SET PROBLEM:
Among the entries that follow, tally the lines with the string "chevron". Give no more than the number.

EXERCISE MATERIALS:
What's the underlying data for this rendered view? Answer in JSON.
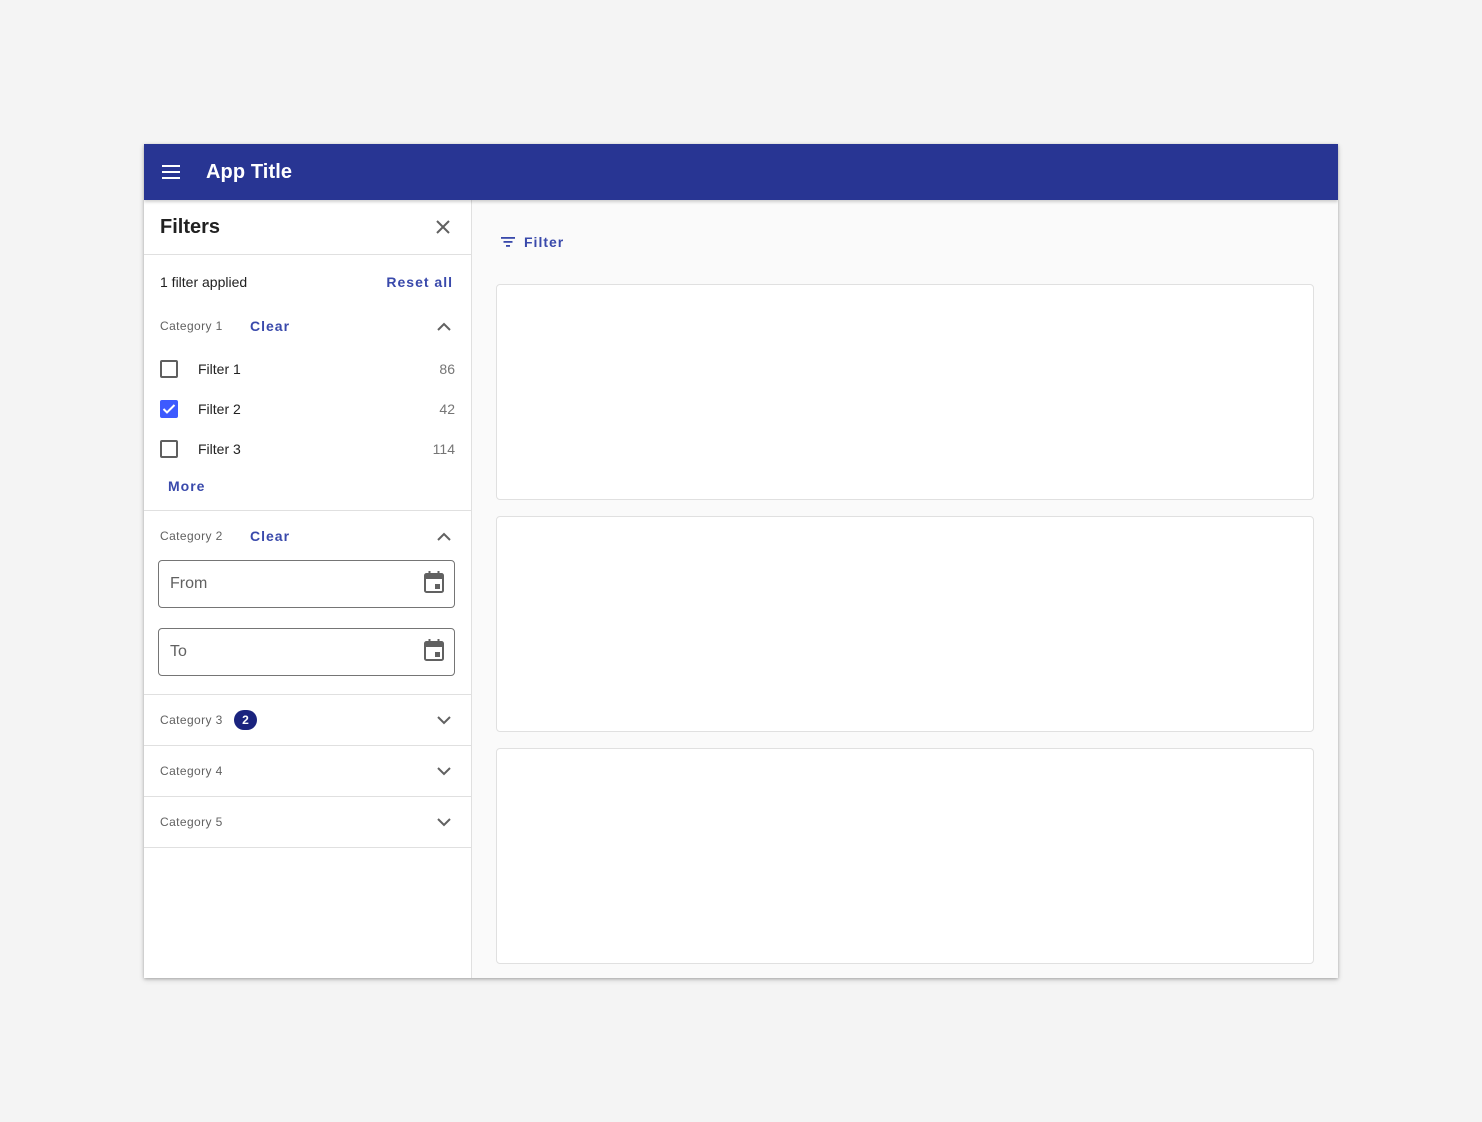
{
  "app": {
    "title": "App Title"
  },
  "filters_panel": {
    "title": "Filters",
    "applied_text": "1 filter applied",
    "reset_label": "Reset all",
    "categories": [
      {
        "label": "Category 1",
        "clear_label": "Clear",
        "expanded": true,
        "options": [
          {
            "label": "Filter 1",
            "count": "86",
            "checked": false
          },
          {
            "label": "Filter 2",
            "count": "42",
            "checked": true
          },
          {
            "label": "Filter 3",
            "count": "114",
            "checked": false
          }
        ],
        "more_label": "More"
      },
      {
        "label": "Category 2",
        "clear_label": "Clear",
        "expanded": true,
        "from_placeholder": "From",
        "to_placeholder": "To"
      },
      {
        "label": "Category 3",
        "badge": "2",
        "expanded": false
      },
      {
        "label": "Category 4",
        "expanded": false
      },
      {
        "label": "Category 5",
        "expanded": false
      }
    ]
  },
  "main": {
    "filter_button_label": "Filter",
    "cards_count": 3
  },
  "colors": {
    "app_bar": "#283593",
    "accent": "#3949ab",
    "checkbox_checked": "#3d5afe",
    "badge": "#1a237e"
  },
  "icons": {
    "menu": "menu-icon",
    "close": "close-icon",
    "filter": "filter-list-icon",
    "calendar": "calendar-icon",
    "expand_less": "chevron-up-icon",
    "expand_more": "chevron-down-icon"
  }
}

REPLY:
2